- _RECORDS TO PROCESS_:
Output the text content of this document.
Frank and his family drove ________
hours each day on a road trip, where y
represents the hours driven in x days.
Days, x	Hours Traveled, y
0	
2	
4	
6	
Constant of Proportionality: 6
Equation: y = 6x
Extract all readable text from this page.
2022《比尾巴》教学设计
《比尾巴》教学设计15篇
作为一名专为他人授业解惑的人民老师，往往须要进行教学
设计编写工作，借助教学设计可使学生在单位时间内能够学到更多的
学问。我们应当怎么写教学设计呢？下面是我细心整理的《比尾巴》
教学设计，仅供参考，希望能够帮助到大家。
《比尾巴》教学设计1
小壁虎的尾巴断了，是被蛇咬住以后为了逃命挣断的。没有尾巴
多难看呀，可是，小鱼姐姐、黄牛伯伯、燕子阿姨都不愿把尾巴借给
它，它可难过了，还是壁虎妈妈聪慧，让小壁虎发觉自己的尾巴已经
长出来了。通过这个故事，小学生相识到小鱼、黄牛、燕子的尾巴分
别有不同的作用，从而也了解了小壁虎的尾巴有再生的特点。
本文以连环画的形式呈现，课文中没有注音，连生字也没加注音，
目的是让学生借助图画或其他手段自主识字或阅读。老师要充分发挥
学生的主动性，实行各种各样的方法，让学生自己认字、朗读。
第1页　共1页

- _TASK REQUIREMENTS_: The records above must be output exactly, in full.

- _EXERCISE SOLUTION_:
Output the text content of this document.
Frank and his family drove ________
hours each day on a road trip, where y
represents the hours driven in x days.
Days, x	Hours Traveled, y
0	
2	
4	
6	
Constant of Proportionality: 6
Equation: y = 6x
Extract all readable text from this page.
2022《比尾巴》教学设计
《比尾巴》教学设计15篇
作为一名专为他人授业解惑的人民老师，往往须要进行教学
设计编写工作，借助教学设计可使学生在单位时间内能够学到更多的
学问。我们应当怎么写教学设计呢？下面是我细心整理的《比尾巴》
教学设计，仅供参考，希望能够帮助到大家。
《比尾巴》教学设计1
小壁虎的尾巴断了，是被蛇咬住以后为了逃命挣断的。没有尾巴
多难看呀，可是，小鱼姐姐、黄牛伯伯、燕子阿姨都不愿把尾巴借给
它，它可难过了，还是壁虎妈妈聪慧，让小壁虎发觉自己的尾巴已经
长出来了。通过这个故事，小学生相识到小鱼、黄牛、燕子的尾巴分
别有不同的作用，从而也了解了小壁虎的尾巴有再生的特点。
本文以连环画的形式呈现，课文中没有注音，连生字也没加注音，
目的是让学生借助图画或其他手段自主识字或阅读。老师要充分发挥
学生的主动性，实行各种各样的方法，让学生自己认字、朗读。
第1页　共1页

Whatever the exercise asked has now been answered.